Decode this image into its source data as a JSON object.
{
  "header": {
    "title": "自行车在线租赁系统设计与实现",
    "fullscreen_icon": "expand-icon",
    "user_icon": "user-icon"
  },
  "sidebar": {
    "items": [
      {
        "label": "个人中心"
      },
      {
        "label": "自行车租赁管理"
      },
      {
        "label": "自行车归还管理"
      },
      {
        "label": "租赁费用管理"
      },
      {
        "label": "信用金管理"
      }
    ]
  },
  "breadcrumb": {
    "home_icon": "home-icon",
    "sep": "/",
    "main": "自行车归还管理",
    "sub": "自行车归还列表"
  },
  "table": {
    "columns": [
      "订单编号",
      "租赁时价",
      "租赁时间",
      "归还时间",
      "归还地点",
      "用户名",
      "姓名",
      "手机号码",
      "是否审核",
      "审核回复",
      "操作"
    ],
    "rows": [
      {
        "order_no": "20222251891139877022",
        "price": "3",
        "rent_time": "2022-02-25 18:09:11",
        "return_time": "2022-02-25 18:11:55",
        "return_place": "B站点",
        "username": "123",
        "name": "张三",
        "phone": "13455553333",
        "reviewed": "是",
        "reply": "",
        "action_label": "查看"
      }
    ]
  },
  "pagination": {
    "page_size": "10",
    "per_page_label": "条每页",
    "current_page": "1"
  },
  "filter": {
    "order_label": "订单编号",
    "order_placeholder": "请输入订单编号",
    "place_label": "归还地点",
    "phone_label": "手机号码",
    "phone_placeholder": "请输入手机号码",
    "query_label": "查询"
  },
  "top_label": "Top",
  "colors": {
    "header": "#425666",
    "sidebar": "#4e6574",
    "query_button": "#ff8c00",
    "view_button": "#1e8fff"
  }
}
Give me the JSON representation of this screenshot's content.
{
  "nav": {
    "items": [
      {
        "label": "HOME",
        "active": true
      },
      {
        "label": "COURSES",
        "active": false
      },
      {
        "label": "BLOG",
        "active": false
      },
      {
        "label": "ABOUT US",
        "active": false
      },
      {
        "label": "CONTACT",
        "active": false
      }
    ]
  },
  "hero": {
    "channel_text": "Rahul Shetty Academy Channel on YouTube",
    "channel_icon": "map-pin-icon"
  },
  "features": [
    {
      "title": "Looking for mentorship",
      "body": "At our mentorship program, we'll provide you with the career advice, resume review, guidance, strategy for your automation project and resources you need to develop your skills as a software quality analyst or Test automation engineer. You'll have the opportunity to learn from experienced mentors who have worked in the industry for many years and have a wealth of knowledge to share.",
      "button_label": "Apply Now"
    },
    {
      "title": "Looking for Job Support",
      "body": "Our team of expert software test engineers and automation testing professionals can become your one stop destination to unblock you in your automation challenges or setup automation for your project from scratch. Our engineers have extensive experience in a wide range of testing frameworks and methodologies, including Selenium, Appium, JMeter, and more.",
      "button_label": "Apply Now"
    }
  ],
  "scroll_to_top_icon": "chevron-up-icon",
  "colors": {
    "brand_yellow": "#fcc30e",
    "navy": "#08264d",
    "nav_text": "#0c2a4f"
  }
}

--------------------------------

What to do: Quote all the records. Keep every word exact.

Answer for the task:
Decode this image into its source data as a JSON object.
{
  "header": {
    "title": "自行车在线租赁系统设计与实现",
    "fullscreen_icon": "expand-icon",
    "user_icon": "user-icon"
  },
  "sidebar": {
    "items": [
      {
        "label": "个人中心"
      },
      {
        "label": "自行车租赁管理"
      },
      {
        "label": "自行车归还管理"
      },
      {
        "label": "租赁费用管理"
      },
      {
        "label": "信用金管理"
      }
    ]
  },
  "breadcrumb": {
    "home_icon": "home-icon",
    "sep": "/",
    "main": "自行车归还管理",
    "sub": "自行车归还列表"
  },
  "table": {
    "columns": [
      "订单编号",
      "租赁时价",
      "租赁时间",
      "归还时间",
      "归还地点",
      "用户名",
      "姓名",
      "手机号码",
      "是否审核",
      "审核回复",
      "操作"
    ],
    "rows": [
      {
        "order_no": "20222251891139877022",
        "price": "3",
        "rent_time": "2022-02-25 18:09:11",
        "return_time": "2022-02-25 18:11:55",
        "return_place": "B站点",
        "username": "123",
        "name": "张三",
        "phone": "13455553333",
        "reviewed": "是",
        "reply": "",
        "action_label": "查看"
      }
    ]
  },
  "pagination": {
    "page_size": "10",
    "per_page_label": "条每页",
    "current_page": "1"
  },
  "filter": {
    "order_label": "订单编号",
    "order_placeholder": "请输入订单编号",
    "place_label": "归还地点",
    "phone_label": "手机号码",
    "phone_placeholder": "请输入手机号码",
    "query_label": "查询"
  },
  "top_label": "Top",
  "colors": {
    "header": "#425666",
    "sidebar": "#4e6574",
    "query_button": "#ff8c00",
    "view_button": "#1e8fff"
  }
}
Give me the JSON representation of this screenshot's content.
{
  "nav": {
    "items": [
      {
        "label": "HOME",
        "active": true
      },
      {
        "label": "COURSES",
        "active": false
      },
      {
        "label": "BLOG",
        "active": false
      },
      {
        "label": "ABOUT US",
        "active": false
      },
      {
        "label": "CONTACT",
        "active": false
      }
    ]
  },
  "hero": {
    "channel_text": "Rahul Shetty Academy Channel on YouTube",
    "channel_icon": "map-pin-icon"
  },
  "features": [
    {
      "title": "Looking for mentorship",
      "body": "At our mentorship program, we'll provide you with the career advice, resume review, guidance, strategy for your automation project and resources you need to develop your skills as a software quality analyst or Test automation engineer. You'll have the opportunity to learn from experienced mentors who have worked in the industry for many years and have a wealth of knowledge to share.",
      "button_label": "Apply Now"
    },
    {
      "title": "Looking for Job Support",
      "body": "Our team of expert software test engineers and automation testing professionals can become your one stop destination to unblock you in your automation challenges or setup automation for your project from scratch. Our engineers have extensive experience in a wide range of testing frameworks and methodologies, including Selenium, Appium, JMeter, and more.",
      "button_label": "Apply Now"
    }
  ],
  "scroll_to_top_icon": "chevron-up-icon",
  "colors": {
    "brand_yellow": "#fcc30e",
    "navy": "#08264d",
    "nav_text": "#0c2a4f"
  }
}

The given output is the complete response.